What is needed = Scan the listing and work out how many lines contain the word "this". Nothing but the number should be given.

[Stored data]

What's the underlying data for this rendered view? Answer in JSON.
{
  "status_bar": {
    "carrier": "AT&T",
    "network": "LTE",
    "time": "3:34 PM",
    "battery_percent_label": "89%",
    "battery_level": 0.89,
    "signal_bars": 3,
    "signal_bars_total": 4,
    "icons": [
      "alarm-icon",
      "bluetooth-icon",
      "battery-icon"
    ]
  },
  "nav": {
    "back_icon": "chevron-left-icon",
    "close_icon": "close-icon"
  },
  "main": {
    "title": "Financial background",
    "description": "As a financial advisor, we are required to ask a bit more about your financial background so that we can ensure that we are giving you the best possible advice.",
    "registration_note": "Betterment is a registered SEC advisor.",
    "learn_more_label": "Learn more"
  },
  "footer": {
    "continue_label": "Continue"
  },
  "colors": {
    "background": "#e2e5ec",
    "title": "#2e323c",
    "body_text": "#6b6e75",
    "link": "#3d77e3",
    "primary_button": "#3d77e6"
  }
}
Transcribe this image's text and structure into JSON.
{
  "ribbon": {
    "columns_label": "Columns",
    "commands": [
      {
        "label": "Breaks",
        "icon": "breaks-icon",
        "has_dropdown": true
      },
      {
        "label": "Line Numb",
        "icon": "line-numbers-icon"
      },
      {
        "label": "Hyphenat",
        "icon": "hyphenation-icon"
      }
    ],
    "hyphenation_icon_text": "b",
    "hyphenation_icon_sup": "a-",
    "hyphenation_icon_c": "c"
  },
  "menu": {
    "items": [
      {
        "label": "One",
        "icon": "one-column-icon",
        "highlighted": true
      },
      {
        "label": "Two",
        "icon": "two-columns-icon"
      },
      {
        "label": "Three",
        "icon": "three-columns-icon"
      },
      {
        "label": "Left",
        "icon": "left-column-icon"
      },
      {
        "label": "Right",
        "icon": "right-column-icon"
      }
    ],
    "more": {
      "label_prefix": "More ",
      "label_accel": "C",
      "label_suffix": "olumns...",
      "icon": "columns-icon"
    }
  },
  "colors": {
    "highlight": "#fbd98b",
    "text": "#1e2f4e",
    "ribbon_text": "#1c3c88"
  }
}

Problem solution = 2